> _STATED GOAL_
Extract all lines in the data that contain the word "icon".

[Dataset records]
(begin)

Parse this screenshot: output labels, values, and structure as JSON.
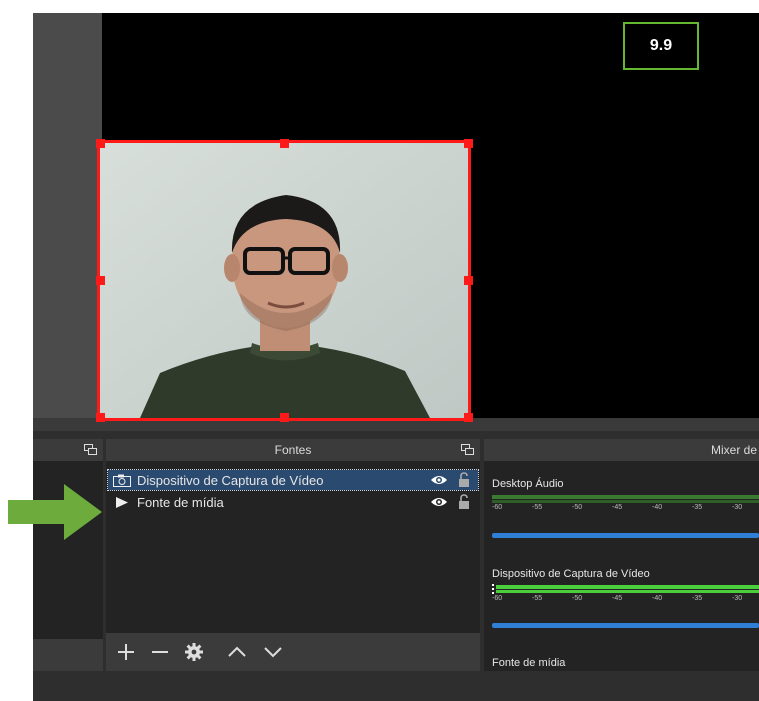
{
  "overlay": {
    "number_label": "9.9"
  },
  "sources_panel": {
    "title": "Fontes",
    "items": [
      {
        "label": "Dispositivo de Captura de Vídeo",
        "icon": "camera-icon",
        "selected": true
      },
      {
        "label": "Fonte de mídia",
        "icon": "play-icon",
        "selected": false
      }
    ],
    "toolbar": [
      "plus-icon",
      "minus-icon",
      "gear-icon",
      "chevron-up-icon",
      "chevron-down-icon"
    ]
  },
  "mixer_panel": {
    "title": "Mixer de",
    "channels": [
      {
        "name": "Desktop Áudio"
      },
      {
        "name": "Dispositivo de Captura de Vídeo"
      },
      {
        "name": "Fonte de mídia"
      }
    ],
    "scale": [
      "-60",
      "-55",
      "-50",
      "-45",
      "-40",
      "-35",
      "-30"
    ]
  },
  "colors": {
    "selection": "#ff1a1a",
    "accent": "#64b832",
    "slider": "#2f7fd6",
    "meter": "#4ccf3d"
  }
}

(end)

> _RESULT_
        "icon": "camera-icon",
        "icon": "play-icon",
      "plus-icon",
      "minus-icon",
      "gear-icon",
      "chevron-up-icon",
      "chevron-down-icon"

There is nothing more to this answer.